Collected data
= = =

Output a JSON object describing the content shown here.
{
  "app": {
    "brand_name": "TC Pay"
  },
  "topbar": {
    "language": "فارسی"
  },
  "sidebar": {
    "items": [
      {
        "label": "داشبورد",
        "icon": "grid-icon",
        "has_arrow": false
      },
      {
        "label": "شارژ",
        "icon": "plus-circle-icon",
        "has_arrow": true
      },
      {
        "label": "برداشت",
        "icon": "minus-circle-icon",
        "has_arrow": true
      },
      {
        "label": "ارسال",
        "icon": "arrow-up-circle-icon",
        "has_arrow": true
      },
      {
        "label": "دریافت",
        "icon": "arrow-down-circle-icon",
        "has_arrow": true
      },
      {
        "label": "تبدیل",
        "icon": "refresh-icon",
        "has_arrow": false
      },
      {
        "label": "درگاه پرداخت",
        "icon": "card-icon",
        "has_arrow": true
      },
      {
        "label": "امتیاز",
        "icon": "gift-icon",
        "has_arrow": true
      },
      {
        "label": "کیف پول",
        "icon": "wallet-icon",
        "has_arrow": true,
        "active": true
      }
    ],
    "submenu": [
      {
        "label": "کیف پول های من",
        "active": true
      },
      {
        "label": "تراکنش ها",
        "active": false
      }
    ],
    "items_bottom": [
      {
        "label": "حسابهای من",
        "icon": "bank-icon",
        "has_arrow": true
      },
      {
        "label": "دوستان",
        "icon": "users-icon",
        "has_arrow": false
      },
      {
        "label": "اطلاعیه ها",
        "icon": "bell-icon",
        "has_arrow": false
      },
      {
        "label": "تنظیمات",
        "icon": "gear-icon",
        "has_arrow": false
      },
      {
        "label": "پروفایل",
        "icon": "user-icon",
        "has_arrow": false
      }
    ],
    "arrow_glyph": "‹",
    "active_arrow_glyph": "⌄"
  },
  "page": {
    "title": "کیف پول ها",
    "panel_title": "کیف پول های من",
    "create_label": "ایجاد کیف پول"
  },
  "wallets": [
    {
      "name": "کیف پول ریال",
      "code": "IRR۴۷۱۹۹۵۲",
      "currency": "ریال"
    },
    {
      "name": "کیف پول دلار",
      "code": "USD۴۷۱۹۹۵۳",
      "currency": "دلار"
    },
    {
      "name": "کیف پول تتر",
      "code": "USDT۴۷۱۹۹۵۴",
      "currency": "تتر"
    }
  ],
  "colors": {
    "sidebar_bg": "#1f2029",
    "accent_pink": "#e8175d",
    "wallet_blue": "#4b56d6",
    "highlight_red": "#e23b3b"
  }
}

= = =

■ **EXERCISE BRIEF**: Quote all the records. Keep every word exact.

■ **SOLUTION TO THIS TASK**:
Output a JSON object describing the content shown here.
{
  "app": {
    "brand_name": "TC Pay"
  },
  "topbar": {
    "language": "فارسی"
  },
  "sidebar": {
    "items": [
      {
        "label": "داشبورد",
        "icon": "grid-icon",
        "has_arrow": false
      },
      {
        "label": "شارژ",
        "icon": "plus-circle-icon",
        "has_arrow": true
      },
      {
        "label": "برداشت",
        "icon": "minus-circle-icon",
        "has_arrow": true
      },
      {
        "label": "ارسال",
        "icon": "arrow-up-circle-icon",
        "has_arrow": true
      },
      {
        "label": "دریافت",
        "icon": "arrow-down-circle-icon",
        "has_arrow": true
      },
      {
        "label": "تبدیل",
        "icon": "refresh-icon",
        "has_arrow": false
      },
      {
        "label": "درگاه پرداخت",
        "icon": "card-icon",
        "has_arrow": true
      },
      {
        "label": "امتیاز",
        "icon": "gift-icon",
        "has_arrow": true
      },
      {
        "label": "کیف پول",
        "icon": "wallet-icon",
        "has_arrow": true,
        "active": true
      }
    ],
    "submenu": [
      {
        "label": "کیف پول های من",
        "active": true
      },
      {
        "label": "تراکنش ها",
        "active": false
      }
    ],
    "items_bottom": [
      {
        "label": "حسابهای من",
        "icon": "bank-icon",
        "has_arrow": true
      },
      {
        "label": "دوستان",
        "icon": "users-icon",
        "has_arrow": false
      },
      {
        "label": "اطلاعیه ها",
        "icon": "bell-icon",
        "has_arrow": false
      },
      {
        "label": "تنظیمات",
        "icon": "gear-icon",
        "has_arrow": false
      },
      {
        "label": "پروفایل",
        "icon": "user-icon",
        "has_arrow": false
      }
    ],
    "arrow_glyph": "‹",
    "active_arrow_glyph": "⌄"
  },
  "page": {
    "title": "کیف پول ها",
    "panel_title": "کیف پول های من",
    "create_label": "ایجاد کیف پول"
  },
  "wallets": [
    {
      "name": "کیف پول ریال",
      "code": "IRR۴۷۱۹۹۵۲",
      "currency": "ریال"
    },
    {
      "name": "کیف پول دلار",
      "code": "USD۴۷۱۹۹۵۳",
      "currency": "دلار"
    },
    {
      "name": "کیف پول تتر",
      "code": "USDT۴۷۱۹۹۵۴",
      "currency": "تتر"
    }
  ],
  "colors": {
    "sidebar_bg": "#1f2029",
    "accent_pink": "#e8175d",
    "wallet_blue": "#4b56d6",
    "highlight_red": "#e23b3b"
  }
}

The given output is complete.